* [Exercise brief]: Make a verbatim copy of the entries below; pictures stay out.

[Items listed in a dataset]
◇ ◇ ◇

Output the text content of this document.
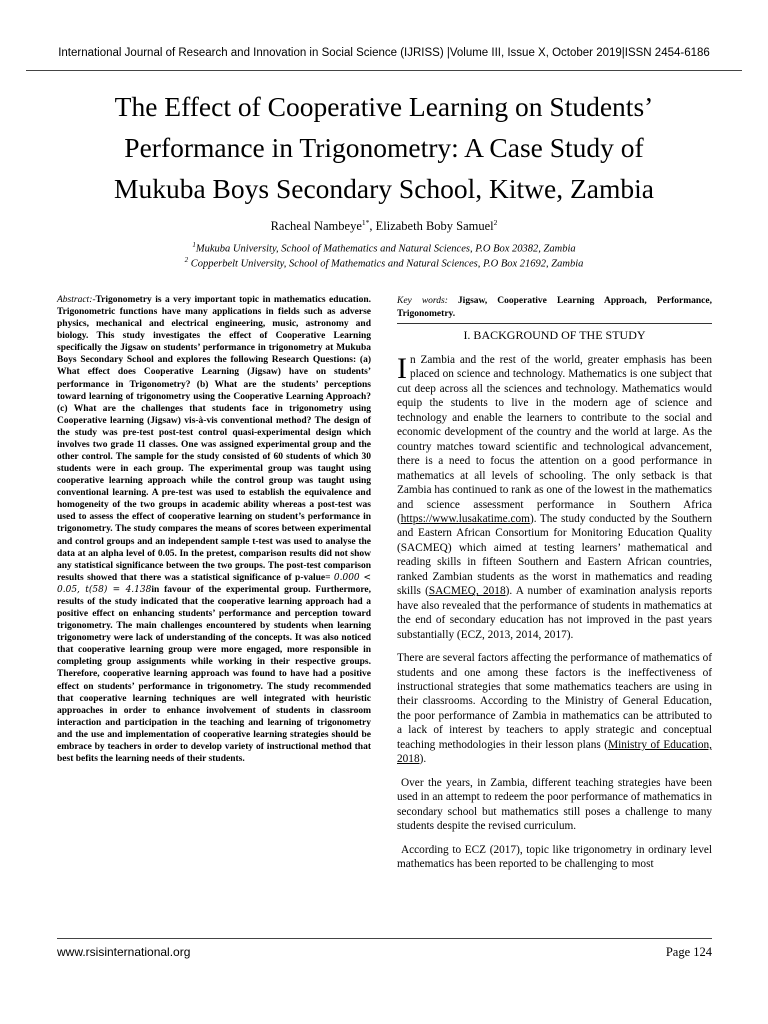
International Journal of Research and Innovation in Social Science (IJRISS) |Volume III, Issue X, October 2019|ISSN 2454-6186
The Effect of Cooperative Learning on Students’
Performance in Trigonometry: A Case Study of
Mukuba Boys Secondary School, Kitwe, Zambia
Racheal Nambeye$^{1*}$, Elizabeth Boby Samuel$^2$
$^1$Mukuba University, School of Mathematics and Natural Sciences, P.O Box 20382, Zambia
$^2$ Copperbelt University, School of Mathematics and Natural Sciences, P.O Box 21692, Zambia
Abstract:-Trigonometry is a very important topic in mathematics education. Trigonometric functions have many applications in fields such as adverse physics, mechanical and electrical engineering, music, astronomy and biology. This study investigates the effect of Cooperative Learning specifically the Jigsaw on students’ performance in trigonometry at Mukuba Boys Secondary School and explores the following Research Questions: (a) What effect does Cooperative Learning (Jigsaw) have on students’ performance in Trigonometry? (b) What are the students’ perceptions toward learning of trigonometry using the Cooperative Learning Approach? (c) What are the challenges that students face in trigonometry using Cooperative learning (Jigsaw) vis-à-vis conventional method? The design of the study was pre-test post-test control quasi-experimental design which involves two grade 11 classes. One was assigned experimental group and the other control. The sample for the study consisted of 60 students of which 30 students were in each group. The experimental group was taught using cooperative learning approach while the control group was taught using conventional learning. A pre-test was used to establish the equivalence and homogeneity of the two groups in academic ability whereas a post-test was used to assess the effect of cooperative learning on student’s performance in trigonometry. The study compares the means of scores between experimental and control groups and an independent sample t-test was used to analyse the data at an alpha level of 0.05. In the pretest, comparison results did not show any statistical significance between the two groups. The post-test comparison results showed that there was a statistical significance of p-value= 0.000 < 0.05, t(58) = 4.138in favour of the experimental group. Furthermore, results of the study indicated that the cooperative learning approach had a positive effect on enhancing students’ performance and perception toward trigonometry. The main challenges encountered by students when learning trigonometry were lack of understanding of the concepts. It was also noticed that cooperative learning group were more engaged, more responsible in completing group assignments while working in their respective groups. Therefore, cooperative learning approach was found to have had a positive effect on students’ performance in trigonometry. The study recommended that cooperative learning techniques are well integrated with heuristic approaches in order to enhance involvement of students in classroom interaction and participation in the teaching and learning of trigonometry and the use and implementation of cooperative learning strategies should be embrace by teachers in order to develop variety of instructional method that best befits the learning needs of their students.
Key words: Jigsaw, Cooperative Learning Approach, Performance, Trigonometry.
I. BACKGROUND OF THE STUDY

In Zambia and the rest of the world, greater emphasis has been placed on science and technology. Mathematics is one subject that cut deep across all the sciences and technology. Mathematics would equip the students to live in the modern age of science and technology and enable the learners to contribute to the social and economic development of the country and the world at large. As the country matches toward scientific and technological advancement, there is a need to focus the attention on a good performance in mathematics at all levels of schooling. The only setback is that Zambia has continued to rank as one of the lowest in the mathematics and science assessment performance in Southern Africa (https://www.lusakatime.com). The study conducted by the Southern and Eastern African Consortium for Monitoring Education Quality (SACMEQ) which aimed at testing learners’ mathematical and reading skills in fifteen Southern and Eastern African countries, ranked Zambian students as the worst in mathematics and reading skills (SACMEQ, 2018). A number of examination analysis reports have also revealed that the performance of students in mathematics at the end of secondary education has not improved in the past years substantially (ECZ, 2013, 2014, 2017).

There are several factors affecting the performance of mathematics of students and one among these factors is the ineffectiveness of instructional strategies that some mathematics teachers are using in their classrooms. According to the Ministry of General Education, the poor performance of Zambia in mathematics can be attributed to a lack of interest by teachers to apply strategic and conceptual teaching methodologies in their lesson plans (Ministry of Education, 2018).

Over the years, in Zambia, different teaching strategies have been used in an attempt to redeem the poor performance of mathematics in secondary school but mathematics still poses a challenge to many students despite the revised curriculum.

According to ECZ (2017), topic like trigonometry in ordinary level mathematics has been reported to be challenging to most

www.rsisinternational.org	Page 124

◇ ◇ ◇

* [Task solution]:
Output the text content of this document.
International Journal of Research and Innovation in Social Science (IJRISS) |Volume III, Issue X, October 2019|ISSN 2454-6186
The Effect of Cooperative Learning on Students’
Performance in Trigonometry: A Case Study of
Mukuba Boys Secondary School, Kitwe, Zambia
Racheal Nambeye$^{1*}$, Elizabeth Boby Samuel$^2$
$^1$Mukuba University, School of Mathematics and Natural Sciences, P.O Box 20382, Zambia
$^2$ Copperbelt University, School of Mathematics and Natural Sciences, P.O Box 21692, Zambia
Abstract:-Trigonometry is a very important topic in mathematics education. Trigonometric functions have many applications in fields such as adverse physics, mechanical and electrical engineering, music, astronomy and biology. This study investigates the effect of Cooperative Learning specifically the Jigsaw on students’ performance in trigonometry at Mukuba Boys Secondary School and explores the following Research Questions: (a) What effect does Cooperative Learning (Jigsaw) have on students’ performance in Trigonometry? (b) What are the students’ perceptions toward learning of trigonometry using the Cooperative Learning Approach? (c) What are the challenges that students face in trigonometry using Cooperative learning (Jigsaw) vis-à-vis conventional method? The design of the study was pre-test post-test control quasi-experimental design which involves two grade 11 classes. One was assigned experimental group and the other control. The sample for the study consisted of 60 students of which 30 students were in each group. The experimental group was taught using cooperative learning approach while the control group was taught using conventional learning. A pre-test was used to establish the equivalence and homogeneity of the two groups in academic ability whereas a post-test was used to assess the effect of cooperative learning on student’s performance in trigonometry. The study compares the means of scores between experimental and control groups and an independent sample t-test was used to analyse the data at an alpha level of 0.05. In the pretest, comparison results did not show any statistical significance between the two groups. The post-test comparison results showed that there was a statistical significance of p-value= 0.000 < 0.05, t(58) = 4.138in favour of the experimental group. Furthermore, results of the study indicated that the cooperative learning approach had a positive effect on enhancing students’ performance and perception toward trigonometry. The main challenges encountered by students when learning trigonometry were lack of understanding of the concepts. It was also noticed that cooperative learning group were more engaged, more responsible in completing group assignments while working in their respective groups. Therefore, cooperative learning approach was found to have had a positive effect on students’ performance in trigonometry. The study recommended that cooperative learning techniques are well integrated with heuristic approaches in order to enhance involvement of students in classroom interaction and participation in the teaching and learning of trigonometry and the use and implementation of cooperative learning strategies should be embrace by teachers in order to develop variety of instructional method that best befits the learning needs of their students.
Key words: Jigsaw, Cooperative Learning Approach, Performance, Trigonometry.
I. BACKGROUND OF THE STUDY

In Zambia and the rest of the world, greater emphasis has been placed on science and technology. Mathematics is one subject that cut deep across all the sciences and technology. Mathematics would equip the students to live in the modern age of science and technology and enable the learners to contribute to the social and economic development of the country and the world at large. As the country matches toward scientific and technological advancement, there is a need to focus the attention on a good performance in mathematics at all levels of schooling. The only setback is that Zambia has continued to rank as one of the lowest in the mathematics and science assessment performance in Southern Africa (https://www.lusakatime.com). The study conducted by the Southern and Eastern African Consortium for Monitoring Education Quality (SACMEQ) which aimed at testing learners’ mathematical and reading skills in fifteen Southern and Eastern African countries, ranked Zambian students as the worst in mathematics and reading skills (SACMEQ, 2018). A number of examination analysis reports have also revealed that the performance of students in mathematics at the end of secondary education has not improved in the past years substantially (ECZ, 2013, 2014, 2017).

There are several factors affecting the performance of mathematics of students and one among these factors is the ineffectiveness of instructional strategies that some mathematics teachers are using in their classrooms. According to the Ministry of General Education, the poor performance of Zambia in mathematics can be attributed to a lack of interest by teachers to apply strategic and conceptual teaching methodologies in their lesson plans (Ministry of Education, 2018).

Over the years, in Zambia, different teaching strategies have been used in an attempt to redeem the poor performance of mathematics in secondary school but mathematics still poses a challenge to many students despite the revised curriculum.

According to ECZ (2017), topic like trigonometry in ordinary level mathematics has been reported to be challenging to most

www.rsisinternational.org	Page 124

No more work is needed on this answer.